>> begin ROWS
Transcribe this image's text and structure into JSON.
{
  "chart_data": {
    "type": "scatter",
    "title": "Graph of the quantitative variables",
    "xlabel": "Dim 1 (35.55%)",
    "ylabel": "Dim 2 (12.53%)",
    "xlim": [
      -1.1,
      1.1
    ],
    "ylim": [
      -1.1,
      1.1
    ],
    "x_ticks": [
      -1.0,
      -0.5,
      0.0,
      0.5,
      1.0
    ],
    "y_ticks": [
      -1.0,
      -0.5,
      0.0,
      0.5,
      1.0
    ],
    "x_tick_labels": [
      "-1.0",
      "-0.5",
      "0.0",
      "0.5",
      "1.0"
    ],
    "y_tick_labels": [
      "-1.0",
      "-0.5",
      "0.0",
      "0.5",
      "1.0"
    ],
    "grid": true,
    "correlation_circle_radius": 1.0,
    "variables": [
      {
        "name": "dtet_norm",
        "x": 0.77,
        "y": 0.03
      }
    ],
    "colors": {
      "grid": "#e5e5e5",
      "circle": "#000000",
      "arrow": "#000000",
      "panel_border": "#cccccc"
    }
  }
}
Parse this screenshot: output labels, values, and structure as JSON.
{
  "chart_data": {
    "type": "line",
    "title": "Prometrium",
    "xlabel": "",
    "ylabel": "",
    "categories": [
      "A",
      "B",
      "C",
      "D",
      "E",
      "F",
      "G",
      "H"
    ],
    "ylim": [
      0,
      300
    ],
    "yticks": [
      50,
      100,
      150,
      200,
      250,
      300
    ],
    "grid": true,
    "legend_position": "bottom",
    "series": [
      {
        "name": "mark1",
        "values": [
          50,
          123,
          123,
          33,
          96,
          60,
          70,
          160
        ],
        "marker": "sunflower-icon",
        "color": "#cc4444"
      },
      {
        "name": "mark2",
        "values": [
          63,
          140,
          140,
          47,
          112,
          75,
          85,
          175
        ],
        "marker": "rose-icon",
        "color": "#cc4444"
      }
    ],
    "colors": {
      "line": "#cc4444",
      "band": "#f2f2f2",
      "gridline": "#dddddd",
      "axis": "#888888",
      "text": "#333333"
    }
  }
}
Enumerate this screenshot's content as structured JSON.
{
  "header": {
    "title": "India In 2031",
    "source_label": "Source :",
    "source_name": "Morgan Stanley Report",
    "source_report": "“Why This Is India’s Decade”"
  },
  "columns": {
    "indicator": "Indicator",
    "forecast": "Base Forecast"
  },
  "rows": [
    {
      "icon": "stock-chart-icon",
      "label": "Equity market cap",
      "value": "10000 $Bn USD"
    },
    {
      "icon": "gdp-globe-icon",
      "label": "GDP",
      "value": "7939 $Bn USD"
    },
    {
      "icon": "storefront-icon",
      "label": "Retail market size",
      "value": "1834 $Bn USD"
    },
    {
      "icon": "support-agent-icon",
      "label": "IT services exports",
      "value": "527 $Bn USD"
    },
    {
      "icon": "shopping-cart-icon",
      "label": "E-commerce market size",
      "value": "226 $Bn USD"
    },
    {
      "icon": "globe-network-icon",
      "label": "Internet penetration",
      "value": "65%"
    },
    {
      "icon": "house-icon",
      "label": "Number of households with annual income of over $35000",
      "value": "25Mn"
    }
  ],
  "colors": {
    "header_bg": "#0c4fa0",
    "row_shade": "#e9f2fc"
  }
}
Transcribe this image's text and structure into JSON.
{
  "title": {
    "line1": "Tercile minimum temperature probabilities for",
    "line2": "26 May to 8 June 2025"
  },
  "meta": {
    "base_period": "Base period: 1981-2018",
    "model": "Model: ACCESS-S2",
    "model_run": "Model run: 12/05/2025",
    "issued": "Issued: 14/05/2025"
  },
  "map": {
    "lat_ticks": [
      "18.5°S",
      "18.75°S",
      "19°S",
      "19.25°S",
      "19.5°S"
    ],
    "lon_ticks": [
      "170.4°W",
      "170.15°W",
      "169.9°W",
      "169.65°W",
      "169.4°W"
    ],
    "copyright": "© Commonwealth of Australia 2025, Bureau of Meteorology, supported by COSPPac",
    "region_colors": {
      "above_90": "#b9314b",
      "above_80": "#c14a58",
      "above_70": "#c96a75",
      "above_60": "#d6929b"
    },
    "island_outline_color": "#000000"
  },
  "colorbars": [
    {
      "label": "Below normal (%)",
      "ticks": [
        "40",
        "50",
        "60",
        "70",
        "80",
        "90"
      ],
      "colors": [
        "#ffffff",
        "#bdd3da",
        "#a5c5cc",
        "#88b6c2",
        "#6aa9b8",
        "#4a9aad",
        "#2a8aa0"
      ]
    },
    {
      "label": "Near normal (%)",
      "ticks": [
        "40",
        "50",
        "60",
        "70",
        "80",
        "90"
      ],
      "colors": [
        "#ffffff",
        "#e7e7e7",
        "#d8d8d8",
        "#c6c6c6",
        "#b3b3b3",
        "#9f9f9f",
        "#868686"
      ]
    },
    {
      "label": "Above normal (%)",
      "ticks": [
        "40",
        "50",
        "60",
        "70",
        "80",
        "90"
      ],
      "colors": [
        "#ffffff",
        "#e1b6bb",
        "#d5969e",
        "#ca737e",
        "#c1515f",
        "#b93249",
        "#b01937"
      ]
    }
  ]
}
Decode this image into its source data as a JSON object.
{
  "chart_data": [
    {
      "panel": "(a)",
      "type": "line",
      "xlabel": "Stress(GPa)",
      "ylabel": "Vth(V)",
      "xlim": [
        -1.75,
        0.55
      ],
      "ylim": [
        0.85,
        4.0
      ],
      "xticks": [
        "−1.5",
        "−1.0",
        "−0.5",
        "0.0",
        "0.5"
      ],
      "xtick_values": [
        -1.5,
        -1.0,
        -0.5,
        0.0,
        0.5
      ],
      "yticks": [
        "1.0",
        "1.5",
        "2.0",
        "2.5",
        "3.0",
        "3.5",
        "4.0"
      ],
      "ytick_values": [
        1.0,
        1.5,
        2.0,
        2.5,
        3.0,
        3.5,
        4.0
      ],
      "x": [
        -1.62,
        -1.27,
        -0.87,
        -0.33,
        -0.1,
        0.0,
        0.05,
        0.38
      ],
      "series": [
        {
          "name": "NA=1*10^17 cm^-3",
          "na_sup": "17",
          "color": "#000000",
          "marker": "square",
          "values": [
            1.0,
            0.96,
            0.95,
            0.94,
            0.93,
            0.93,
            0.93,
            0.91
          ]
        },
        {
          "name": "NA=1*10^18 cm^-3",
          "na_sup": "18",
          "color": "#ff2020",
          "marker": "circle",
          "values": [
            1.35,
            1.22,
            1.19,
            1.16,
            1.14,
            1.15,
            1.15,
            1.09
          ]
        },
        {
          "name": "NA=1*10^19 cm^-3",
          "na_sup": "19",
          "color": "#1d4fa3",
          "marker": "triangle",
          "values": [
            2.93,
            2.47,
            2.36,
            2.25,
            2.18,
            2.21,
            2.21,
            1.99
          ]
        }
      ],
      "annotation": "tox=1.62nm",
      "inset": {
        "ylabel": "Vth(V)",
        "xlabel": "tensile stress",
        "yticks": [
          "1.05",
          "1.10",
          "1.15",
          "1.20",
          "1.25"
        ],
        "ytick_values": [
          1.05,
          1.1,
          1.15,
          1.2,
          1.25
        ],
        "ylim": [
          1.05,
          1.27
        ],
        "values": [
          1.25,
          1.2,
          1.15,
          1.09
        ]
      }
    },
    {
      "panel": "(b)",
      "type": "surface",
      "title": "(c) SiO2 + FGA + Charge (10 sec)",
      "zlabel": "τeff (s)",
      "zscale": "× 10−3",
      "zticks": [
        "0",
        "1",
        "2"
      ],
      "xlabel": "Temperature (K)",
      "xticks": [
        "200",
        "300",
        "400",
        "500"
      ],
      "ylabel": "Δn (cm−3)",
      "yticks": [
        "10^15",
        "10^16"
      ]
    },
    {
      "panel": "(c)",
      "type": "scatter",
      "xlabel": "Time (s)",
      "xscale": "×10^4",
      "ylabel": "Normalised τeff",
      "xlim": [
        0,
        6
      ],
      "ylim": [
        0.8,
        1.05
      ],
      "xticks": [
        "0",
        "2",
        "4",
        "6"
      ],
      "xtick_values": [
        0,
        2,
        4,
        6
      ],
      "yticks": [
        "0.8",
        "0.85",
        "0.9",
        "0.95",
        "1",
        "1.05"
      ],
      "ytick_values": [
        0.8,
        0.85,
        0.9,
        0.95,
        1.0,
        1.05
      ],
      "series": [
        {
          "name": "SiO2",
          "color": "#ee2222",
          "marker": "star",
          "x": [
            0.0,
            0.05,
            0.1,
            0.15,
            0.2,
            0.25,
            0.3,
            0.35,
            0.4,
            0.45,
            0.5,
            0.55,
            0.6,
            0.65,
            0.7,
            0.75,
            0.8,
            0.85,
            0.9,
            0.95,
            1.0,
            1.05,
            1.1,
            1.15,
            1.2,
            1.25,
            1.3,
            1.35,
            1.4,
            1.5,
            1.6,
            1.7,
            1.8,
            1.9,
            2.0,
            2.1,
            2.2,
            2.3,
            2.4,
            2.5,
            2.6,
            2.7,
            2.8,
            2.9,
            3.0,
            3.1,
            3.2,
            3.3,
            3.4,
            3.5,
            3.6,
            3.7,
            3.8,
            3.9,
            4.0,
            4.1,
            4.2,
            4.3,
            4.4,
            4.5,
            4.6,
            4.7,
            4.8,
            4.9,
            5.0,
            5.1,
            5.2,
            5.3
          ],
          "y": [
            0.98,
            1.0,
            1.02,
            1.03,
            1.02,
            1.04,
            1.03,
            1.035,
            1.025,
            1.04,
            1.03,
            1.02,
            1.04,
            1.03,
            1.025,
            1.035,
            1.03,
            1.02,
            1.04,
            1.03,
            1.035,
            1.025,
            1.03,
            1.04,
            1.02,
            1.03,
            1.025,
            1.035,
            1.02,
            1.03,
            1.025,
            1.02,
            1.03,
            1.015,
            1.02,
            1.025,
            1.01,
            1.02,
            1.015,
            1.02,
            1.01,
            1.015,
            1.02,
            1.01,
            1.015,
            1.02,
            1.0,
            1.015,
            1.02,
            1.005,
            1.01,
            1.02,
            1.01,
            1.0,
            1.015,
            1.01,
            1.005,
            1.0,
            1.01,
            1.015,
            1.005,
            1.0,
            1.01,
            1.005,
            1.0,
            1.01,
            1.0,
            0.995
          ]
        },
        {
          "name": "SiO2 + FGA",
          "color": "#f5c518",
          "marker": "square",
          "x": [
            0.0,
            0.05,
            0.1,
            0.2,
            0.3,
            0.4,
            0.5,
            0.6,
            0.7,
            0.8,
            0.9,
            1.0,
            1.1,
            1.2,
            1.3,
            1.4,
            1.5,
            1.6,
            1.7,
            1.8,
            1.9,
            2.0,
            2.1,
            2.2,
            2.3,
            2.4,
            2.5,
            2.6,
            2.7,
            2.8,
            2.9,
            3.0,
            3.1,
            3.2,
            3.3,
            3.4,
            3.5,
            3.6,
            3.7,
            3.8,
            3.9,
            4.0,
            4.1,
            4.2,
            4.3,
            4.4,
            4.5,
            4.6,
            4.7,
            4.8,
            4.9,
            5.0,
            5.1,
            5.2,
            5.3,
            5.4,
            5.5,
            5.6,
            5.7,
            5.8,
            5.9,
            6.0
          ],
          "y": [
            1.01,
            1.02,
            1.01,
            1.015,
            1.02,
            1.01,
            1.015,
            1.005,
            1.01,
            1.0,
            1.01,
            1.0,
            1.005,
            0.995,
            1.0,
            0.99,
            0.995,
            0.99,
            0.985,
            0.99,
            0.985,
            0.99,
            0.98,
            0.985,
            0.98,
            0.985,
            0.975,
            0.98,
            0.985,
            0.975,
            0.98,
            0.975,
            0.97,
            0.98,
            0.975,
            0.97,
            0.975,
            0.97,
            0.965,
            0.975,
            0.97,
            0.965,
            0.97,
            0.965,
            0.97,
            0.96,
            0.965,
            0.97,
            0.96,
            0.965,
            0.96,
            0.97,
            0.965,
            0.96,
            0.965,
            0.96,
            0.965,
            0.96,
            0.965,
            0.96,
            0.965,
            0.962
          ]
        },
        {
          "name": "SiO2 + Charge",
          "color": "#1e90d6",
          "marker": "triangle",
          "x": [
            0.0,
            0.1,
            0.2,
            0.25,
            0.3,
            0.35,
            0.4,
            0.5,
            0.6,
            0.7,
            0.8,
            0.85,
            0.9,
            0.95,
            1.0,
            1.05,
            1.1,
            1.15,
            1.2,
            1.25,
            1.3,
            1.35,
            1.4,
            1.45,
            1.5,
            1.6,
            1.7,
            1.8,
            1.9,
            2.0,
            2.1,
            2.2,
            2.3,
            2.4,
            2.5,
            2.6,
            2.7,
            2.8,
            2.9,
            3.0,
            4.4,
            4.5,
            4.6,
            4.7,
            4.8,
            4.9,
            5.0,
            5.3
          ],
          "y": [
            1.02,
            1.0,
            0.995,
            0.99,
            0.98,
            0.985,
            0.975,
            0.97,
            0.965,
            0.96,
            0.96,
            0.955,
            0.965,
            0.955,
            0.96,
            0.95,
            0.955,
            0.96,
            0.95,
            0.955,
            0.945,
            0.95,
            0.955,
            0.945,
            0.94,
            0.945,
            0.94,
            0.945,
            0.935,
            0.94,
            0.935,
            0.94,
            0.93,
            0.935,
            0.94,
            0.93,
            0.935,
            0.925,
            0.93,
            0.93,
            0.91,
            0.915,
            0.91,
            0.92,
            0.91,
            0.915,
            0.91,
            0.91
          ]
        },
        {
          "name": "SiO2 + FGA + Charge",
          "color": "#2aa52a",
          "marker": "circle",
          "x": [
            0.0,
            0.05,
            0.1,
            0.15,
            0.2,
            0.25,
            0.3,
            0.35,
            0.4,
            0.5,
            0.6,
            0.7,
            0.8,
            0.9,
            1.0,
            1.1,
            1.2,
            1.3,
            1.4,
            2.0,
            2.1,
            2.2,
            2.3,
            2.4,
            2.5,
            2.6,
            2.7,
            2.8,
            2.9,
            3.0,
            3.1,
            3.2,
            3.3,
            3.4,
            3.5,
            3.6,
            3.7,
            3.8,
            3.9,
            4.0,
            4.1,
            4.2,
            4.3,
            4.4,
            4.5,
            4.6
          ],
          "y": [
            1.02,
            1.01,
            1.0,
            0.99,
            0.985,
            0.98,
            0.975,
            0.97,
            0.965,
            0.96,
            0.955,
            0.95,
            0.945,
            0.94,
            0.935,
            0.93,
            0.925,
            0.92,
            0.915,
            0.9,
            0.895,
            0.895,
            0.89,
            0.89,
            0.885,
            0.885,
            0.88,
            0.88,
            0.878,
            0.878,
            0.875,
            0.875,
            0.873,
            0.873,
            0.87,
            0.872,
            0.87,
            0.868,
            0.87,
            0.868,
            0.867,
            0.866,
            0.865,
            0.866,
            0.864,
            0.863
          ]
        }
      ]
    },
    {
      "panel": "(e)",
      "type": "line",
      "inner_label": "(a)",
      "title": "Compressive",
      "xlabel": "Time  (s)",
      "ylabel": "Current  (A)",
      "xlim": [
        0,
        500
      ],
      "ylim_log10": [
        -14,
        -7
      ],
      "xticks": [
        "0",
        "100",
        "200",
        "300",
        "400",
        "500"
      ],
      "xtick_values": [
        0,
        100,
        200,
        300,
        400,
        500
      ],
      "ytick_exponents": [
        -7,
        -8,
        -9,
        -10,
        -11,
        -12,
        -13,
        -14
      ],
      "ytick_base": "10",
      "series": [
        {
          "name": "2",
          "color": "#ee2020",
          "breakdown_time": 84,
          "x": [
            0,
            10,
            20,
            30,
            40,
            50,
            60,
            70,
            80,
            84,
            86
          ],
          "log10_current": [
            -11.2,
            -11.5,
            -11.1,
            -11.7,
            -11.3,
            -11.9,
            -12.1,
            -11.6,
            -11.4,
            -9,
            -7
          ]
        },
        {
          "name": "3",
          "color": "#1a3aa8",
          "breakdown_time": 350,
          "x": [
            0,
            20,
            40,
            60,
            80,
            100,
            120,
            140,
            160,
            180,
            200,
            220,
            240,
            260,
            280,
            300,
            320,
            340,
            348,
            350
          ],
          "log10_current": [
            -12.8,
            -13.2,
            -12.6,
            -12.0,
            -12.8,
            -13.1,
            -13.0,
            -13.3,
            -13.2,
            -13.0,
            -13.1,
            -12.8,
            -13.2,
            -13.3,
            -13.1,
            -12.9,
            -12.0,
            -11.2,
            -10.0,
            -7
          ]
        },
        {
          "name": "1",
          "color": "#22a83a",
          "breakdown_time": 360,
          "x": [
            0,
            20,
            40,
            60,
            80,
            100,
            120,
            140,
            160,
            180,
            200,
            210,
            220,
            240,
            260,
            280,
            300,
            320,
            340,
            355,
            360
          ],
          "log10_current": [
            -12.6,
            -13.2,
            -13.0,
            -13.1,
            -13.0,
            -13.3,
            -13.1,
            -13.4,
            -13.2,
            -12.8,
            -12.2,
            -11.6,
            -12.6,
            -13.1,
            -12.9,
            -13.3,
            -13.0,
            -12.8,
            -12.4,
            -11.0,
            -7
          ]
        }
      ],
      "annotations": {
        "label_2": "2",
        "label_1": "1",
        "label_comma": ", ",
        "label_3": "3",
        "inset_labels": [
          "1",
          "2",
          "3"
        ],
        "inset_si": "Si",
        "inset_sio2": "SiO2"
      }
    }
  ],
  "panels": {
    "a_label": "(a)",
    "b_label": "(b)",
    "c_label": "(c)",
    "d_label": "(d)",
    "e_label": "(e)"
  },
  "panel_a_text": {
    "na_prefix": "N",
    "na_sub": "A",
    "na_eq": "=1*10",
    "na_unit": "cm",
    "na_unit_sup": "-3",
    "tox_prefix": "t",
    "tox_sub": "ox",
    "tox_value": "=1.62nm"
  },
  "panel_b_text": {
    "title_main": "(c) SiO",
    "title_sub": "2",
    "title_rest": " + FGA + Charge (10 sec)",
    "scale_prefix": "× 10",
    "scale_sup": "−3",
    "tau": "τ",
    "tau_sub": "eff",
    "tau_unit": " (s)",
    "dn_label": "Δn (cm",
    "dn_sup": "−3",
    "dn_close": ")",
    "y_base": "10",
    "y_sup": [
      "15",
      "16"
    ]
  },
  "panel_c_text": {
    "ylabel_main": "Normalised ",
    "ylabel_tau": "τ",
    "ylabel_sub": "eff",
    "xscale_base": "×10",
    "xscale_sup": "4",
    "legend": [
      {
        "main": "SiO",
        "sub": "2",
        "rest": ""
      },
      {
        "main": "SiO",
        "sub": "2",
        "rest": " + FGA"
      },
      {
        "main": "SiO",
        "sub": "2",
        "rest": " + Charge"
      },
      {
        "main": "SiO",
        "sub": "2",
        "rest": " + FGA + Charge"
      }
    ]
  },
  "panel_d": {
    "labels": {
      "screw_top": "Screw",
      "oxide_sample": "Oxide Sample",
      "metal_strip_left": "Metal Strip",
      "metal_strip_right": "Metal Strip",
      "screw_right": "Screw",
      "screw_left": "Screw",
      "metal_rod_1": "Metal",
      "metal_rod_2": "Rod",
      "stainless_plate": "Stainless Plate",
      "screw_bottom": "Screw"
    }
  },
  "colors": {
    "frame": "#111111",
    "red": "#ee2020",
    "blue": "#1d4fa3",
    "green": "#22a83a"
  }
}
>> end ROWS
Pull every line containing "Charge" from the material above.

-- THE RESPONSE --
      "title": "(c) SiO2 + FGA + Charge (10 sec)",
          "name": "SiO2 + Charge",
          "name": "SiO2 + FGA + Charge",
    "title_rest": " + FGA + Charge (10 sec)",
        "rest": " + Charge"
        "rest": " + FGA + Charge"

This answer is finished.